> _Request_
Reproduce each line exactly.

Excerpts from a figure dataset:
----

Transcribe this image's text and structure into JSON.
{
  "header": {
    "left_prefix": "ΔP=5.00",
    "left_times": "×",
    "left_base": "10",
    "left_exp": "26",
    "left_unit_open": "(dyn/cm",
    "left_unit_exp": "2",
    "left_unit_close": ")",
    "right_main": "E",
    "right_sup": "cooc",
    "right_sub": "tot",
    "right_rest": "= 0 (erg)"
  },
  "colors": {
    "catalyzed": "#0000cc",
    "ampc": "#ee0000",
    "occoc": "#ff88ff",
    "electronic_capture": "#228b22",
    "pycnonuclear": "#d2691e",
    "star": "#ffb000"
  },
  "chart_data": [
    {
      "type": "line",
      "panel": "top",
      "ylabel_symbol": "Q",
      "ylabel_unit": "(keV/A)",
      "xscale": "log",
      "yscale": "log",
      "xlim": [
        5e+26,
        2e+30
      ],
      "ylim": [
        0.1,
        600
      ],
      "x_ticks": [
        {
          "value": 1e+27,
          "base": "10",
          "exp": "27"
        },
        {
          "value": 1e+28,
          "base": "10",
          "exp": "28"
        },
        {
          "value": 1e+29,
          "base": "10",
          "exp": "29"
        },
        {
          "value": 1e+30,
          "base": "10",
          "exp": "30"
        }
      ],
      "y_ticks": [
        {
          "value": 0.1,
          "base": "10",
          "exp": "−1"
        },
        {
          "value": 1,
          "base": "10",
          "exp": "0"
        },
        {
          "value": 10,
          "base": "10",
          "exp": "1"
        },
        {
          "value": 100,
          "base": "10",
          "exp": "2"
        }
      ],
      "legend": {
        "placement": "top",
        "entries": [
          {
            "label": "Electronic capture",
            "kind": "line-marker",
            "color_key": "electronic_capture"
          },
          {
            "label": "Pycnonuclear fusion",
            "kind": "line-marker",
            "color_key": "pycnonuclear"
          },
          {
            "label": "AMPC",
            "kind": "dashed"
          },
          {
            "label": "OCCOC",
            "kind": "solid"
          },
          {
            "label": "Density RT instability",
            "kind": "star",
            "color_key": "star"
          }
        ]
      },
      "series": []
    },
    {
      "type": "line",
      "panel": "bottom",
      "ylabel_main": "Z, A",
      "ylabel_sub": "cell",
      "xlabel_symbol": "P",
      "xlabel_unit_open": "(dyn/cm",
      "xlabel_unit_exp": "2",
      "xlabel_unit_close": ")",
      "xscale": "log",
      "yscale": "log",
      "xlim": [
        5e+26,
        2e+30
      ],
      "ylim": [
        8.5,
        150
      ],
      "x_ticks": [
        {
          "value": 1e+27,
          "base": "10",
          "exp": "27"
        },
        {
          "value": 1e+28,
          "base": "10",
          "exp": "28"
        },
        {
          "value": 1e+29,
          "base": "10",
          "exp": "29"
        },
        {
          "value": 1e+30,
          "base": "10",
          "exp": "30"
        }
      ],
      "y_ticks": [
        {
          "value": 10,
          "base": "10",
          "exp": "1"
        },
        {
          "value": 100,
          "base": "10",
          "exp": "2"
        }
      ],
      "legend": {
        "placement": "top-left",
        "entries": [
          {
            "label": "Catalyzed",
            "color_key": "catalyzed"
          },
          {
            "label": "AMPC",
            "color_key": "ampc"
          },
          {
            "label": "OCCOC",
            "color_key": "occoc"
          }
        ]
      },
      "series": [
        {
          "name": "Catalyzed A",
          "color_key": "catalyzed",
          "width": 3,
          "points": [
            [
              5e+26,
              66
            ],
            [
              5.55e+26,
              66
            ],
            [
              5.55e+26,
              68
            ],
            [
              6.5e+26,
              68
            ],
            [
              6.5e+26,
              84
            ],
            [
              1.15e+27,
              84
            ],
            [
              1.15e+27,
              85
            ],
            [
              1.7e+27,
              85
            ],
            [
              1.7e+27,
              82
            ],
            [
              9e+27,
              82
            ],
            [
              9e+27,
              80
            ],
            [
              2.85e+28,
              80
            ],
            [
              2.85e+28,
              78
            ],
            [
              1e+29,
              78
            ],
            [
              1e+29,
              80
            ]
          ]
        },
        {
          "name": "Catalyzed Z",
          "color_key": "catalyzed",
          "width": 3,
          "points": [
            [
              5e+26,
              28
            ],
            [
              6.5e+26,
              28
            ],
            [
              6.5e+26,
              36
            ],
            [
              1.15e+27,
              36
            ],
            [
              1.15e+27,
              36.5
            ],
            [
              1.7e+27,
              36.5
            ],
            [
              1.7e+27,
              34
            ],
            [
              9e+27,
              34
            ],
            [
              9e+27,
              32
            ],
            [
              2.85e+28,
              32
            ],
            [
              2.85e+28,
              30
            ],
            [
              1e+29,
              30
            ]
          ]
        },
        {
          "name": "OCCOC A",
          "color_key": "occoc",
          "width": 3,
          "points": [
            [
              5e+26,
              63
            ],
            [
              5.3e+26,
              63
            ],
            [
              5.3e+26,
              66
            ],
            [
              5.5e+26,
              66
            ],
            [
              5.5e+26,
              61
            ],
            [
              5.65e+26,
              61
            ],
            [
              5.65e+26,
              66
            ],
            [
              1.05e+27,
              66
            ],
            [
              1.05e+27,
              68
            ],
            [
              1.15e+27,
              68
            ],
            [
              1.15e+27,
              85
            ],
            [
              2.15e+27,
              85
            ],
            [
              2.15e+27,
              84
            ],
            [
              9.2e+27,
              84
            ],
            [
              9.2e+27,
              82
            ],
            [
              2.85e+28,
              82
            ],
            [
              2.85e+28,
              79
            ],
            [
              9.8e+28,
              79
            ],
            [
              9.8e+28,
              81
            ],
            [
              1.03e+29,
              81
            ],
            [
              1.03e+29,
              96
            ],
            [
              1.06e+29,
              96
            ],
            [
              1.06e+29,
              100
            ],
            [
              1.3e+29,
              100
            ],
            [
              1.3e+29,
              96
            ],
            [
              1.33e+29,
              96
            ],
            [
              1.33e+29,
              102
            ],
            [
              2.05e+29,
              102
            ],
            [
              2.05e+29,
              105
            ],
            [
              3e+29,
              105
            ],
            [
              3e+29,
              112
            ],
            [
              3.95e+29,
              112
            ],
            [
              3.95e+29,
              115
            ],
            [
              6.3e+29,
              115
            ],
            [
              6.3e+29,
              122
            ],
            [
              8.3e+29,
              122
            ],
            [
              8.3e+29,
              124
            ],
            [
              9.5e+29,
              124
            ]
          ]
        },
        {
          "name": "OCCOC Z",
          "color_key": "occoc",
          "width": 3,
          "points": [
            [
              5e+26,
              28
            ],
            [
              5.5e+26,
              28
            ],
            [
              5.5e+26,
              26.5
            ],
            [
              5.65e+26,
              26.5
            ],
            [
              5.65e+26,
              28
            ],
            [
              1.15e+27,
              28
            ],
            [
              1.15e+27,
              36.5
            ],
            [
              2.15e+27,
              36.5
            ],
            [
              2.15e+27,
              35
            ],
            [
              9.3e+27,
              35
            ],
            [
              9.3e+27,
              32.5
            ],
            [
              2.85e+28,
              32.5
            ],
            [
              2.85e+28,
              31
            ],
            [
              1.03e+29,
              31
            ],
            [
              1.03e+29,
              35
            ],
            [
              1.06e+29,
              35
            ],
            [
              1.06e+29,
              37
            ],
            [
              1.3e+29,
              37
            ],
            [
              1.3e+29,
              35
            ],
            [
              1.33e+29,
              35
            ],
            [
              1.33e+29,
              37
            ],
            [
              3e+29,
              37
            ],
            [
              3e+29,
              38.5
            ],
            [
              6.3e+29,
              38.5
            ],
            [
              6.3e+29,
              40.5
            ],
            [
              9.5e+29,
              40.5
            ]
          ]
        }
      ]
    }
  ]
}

----

> _Written solution_
Transcribe this image's text and structure into JSON.
{
  "header": {
    "left_prefix": "ΔP=5.00",
    "left_times": "×",
    "left_base": "10",
    "left_exp": "26",
    "left_unit_open": "(dyn/cm",
    "left_unit_exp": "2",
    "left_unit_close": ")",
    "right_main": "E",
    "right_sup": "cooc",
    "right_sub": "tot",
    "right_rest": "= 0 (erg)"
  },
  "colors": {
    "catalyzed": "#0000cc",
    "ampc": "#ee0000",
    "occoc": "#ff88ff",
    "electronic_capture": "#228b22",
    "pycnonuclear": "#d2691e",
    "star": "#ffb000"
  },
  "chart_data": [
    {
      "type": "line",
      "panel": "top",
      "ylabel_symbol": "Q",
      "ylabel_unit": "(keV/A)",
      "xscale": "log",
      "yscale": "log",
      "xlim": [
        5e+26,
        2e+30
      ],
      "ylim": [
        0.1,
        600
      ],
      "x_ticks": [
        {
          "value": 1e+27,
          "base": "10",
          "exp": "27"
        },
        {
          "value": 1e+28,
          "base": "10",
          "exp": "28"
        },
        {
          "value": 1e+29,
          "base": "10",
          "exp": "29"
        },
        {
          "value": 1e+30,
          "base": "10",
          "exp": "30"
        }
      ],
      "y_ticks": [
        {
          "value": 0.1,
          "base": "10",
          "exp": "−1"
        },
        {
          "value": 1,
          "base": "10",
          "exp": "0"
        },
        {
          "value": 10,
          "base": "10",
          "exp": "1"
        },
        {
          "value": 100,
          "base": "10",
          "exp": "2"
        }
      ],
      "legend": {
        "placement": "top",
        "entries": [
          {
            "label": "Electronic capture",
            "kind": "line-marker",
            "color_key": "electronic_capture"
          },
          {
            "label": "Pycnonuclear fusion",
            "kind": "line-marker",
            "color_key": "pycnonuclear"
          },
          {
            "label": "AMPC",
            "kind": "dashed"
          },
          {
            "label": "OCCOC",
            "kind": "solid"
          },
          {
            "label": "Density RT instability",
            "kind": "star",
            "color_key": "star"
          }
        ]
      },
      "series": []
    },
    {
      "type": "line",
      "panel": "bottom",
      "ylabel_main": "Z, A",
      "ylabel_sub": "cell",
      "xlabel_symbol": "P",
      "xlabel_unit_open": "(dyn/cm",
      "xlabel_unit_exp": "2",
      "xlabel_unit_close": ")",
      "xscale": "log",
      "yscale": "log",
      "xlim": [
        5e+26,
        2e+30
      ],
      "ylim": [
        8.5,
        150
      ],
      "x_ticks": [
        {
          "value": 1e+27,
          "base": "10",
          "exp": "27"
        },
        {
          "value": 1e+28,
          "base": "10",
          "exp": "28"
        },
        {
          "value": 1e+29,
          "base": "10",
          "exp": "29"
        },
        {
          "value": 1e+30,
          "base": "10",
          "exp": "30"
        }
      ],
      "y_ticks": [
        {
          "value": 10,
          "base": "10",
          "exp": "1"
        },
        {
          "value": 100,
          "base": "10",
          "exp": "2"
        }
      ],
      "legend": {
        "placement": "top-left",
        "entries": [
          {
            "label": "Catalyzed",
            "color_key": "catalyzed"
          },
          {
            "label": "AMPC",
            "color_key": "ampc"
          },
          {
            "label": "OCCOC",
            "color_key": "occoc"
          }
        ]
      },
      "series": [
        {
          "name": "Catalyzed A",
          "color_key": "catalyzed",
          "width": 3,
          "points": [
            [
              5e+26,
              66
            ],
            [
              5.55e+26,
              66
            ],
            [
              5.55e+26,
              68
            ],
            [
              6.5e+26,
              68
            ],
            [
              6.5e+26,
              84
            ],
            [
              1.15e+27,
              84
            ],
            [
              1.15e+27,
              85
            ],
            [
              1.7e+27,
              85
            ],
            [
              1.7e+27,
              82
            ],
            [
              9e+27,
              82
            ],
            [
              9e+27,
              80
            ],
            [
              2.85e+28,
              80
            ],
            [
              2.85e+28,
              78
            ],
            [
              1e+29,
              78
            ],
            [
              1e+29,
              80
            ]
          ]
        },
        {
          "name": "Catalyzed Z",
          "color_key": "catalyzed",
          "width": 3,
          "points": [
            [
              5e+26,
              28
            ],
            [
              6.5e+26,
              28
            ],
            [
              6.5e+26,
              36
            ],
            [
              1.15e+27,
              36
            ],
            [
              1.15e+27,
              36.5
            ],
            [
              1.7e+27,
              36.5
            ],
            [
              1.7e+27,
              34
            ],
            [
              9e+27,
              34
            ],
            [
              9e+27,
              32
            ],
            [
              2.85e+28,
              32
            ],
            [
              2.85e+28,
              30
            ],
            [
              1e+29,
              30
            ]
          ]
        },
        {
          "name": "OCCOC A",
          "color_key": "occoc",
          "width": 3,
          "points": [
            [
              5e+26,
              63
            ],
            [
              5.3e+26,
              63
            ],
            [
              5.3e+26,
              66
            ],
            [
              5.5e+26,
              66
            ],
            [
              5.5e+26,
              61
            ],
            [
              5.65e+26,
              61
            ],
            [
              5.65e+26,
              66
            ],
            [
              1.05e+27,
              66
            ],
            [
              1.05e+27,
              68
            ],
            [
              1.15e+27,
              68
            ],
            [
              1.15e+27,
              85
            ],
            [
              2.15e+27,
              85
            ],
            [
              2.15e+27,
              84
            ],
            [
              9.2e+27,
              84
            ],
            [
              9.2e+27,
              82
            ],
            [
              2.85e+28,
              82
            ],
            [
              2.85e+28,
              79
            ],
            [
              9.8e+28,
              79
            ],
            [
              9.8e+28,
              81
            ],
            [
              1.03e+29,
              81
            ],
            [
              1.03e+29,
              96
            ],
            [
              1.06e+29,
              96
            ],
            [
              1.06e+29,
              100
            ],
            [
              1.3e+29,
              100
            ],
            [
              1.3e+29,
              96
            ],
            [
              1.33e+29,
              96
            ],
            [
              1.33e+29,
              102
            ],
            [
              2.05e+29,
              102
            ],
            [
              2.05e+29,
              105
            ],
            [
              3e+29,
              105
            ],
            [
              3e+29,
              112
            ],
            [
              3.95e+29,
              112
            ],
            [
              3.95e+29,
              115
            ],
            [
              6.3e+29,
              115
            ],
            [
              6.3e+29,
              122
            ],
            [
              8.3e+29,
              122
            ],
            [
              8.3e+29,
              124
            ],
            [
              9.5e+29,
              124
            ]
          ]
        },
        {
          "name": "OCCOC Z",
          "color_key": "occoc",
          "width": 3,
          "points": [
            [
              5e+26,
              28
            ],
            [
              5.5e+26,
              28
            ],
            [
              5.5e+26,
              26.5
            ],
            [
              5.65e+26,
              26.5
            ],
            [
              5.65e+26,
              28
            ],
            [
              1.15e+27,
              28
            ],
            [
              1.15e+27,
              36.5
            ],
            [
              2.15e+27,
              36.5
            ],
            [
              2.15e+27,
              35
            ],
            [
              9.3e+27,
              35
            ],
            [
              9.3e+27,
              32.5
            ],
            [
              2.85e+28,
              32.5
            ],
            [
              2.85e+28,
              31
            ],
            [
              1.03e+29,
              31
            ],
            [
              1.03e+29,
              35
            ],
            [
              1.06e+29,
              35
            ],
            [
              1.06e+29,
              37
            ],
            [
              1.3e+29,
              37
            ],
            [
              1.3e+29,
              35
            ],
            [
              1.33e+29,
              35
            ],
            [
              1.33e+29,
              37
            ],
            [
              3e+29,
              37
            ],
            [
              3e+29,
              38.5
            ],
            [
              6.3e+29,
              38.5
            ],
            [
              6.3e+29,
              40.5
            ],
            [
              9.5e+29,
              40.5
            ]
          ]
        }
      ]
    }
  ]
}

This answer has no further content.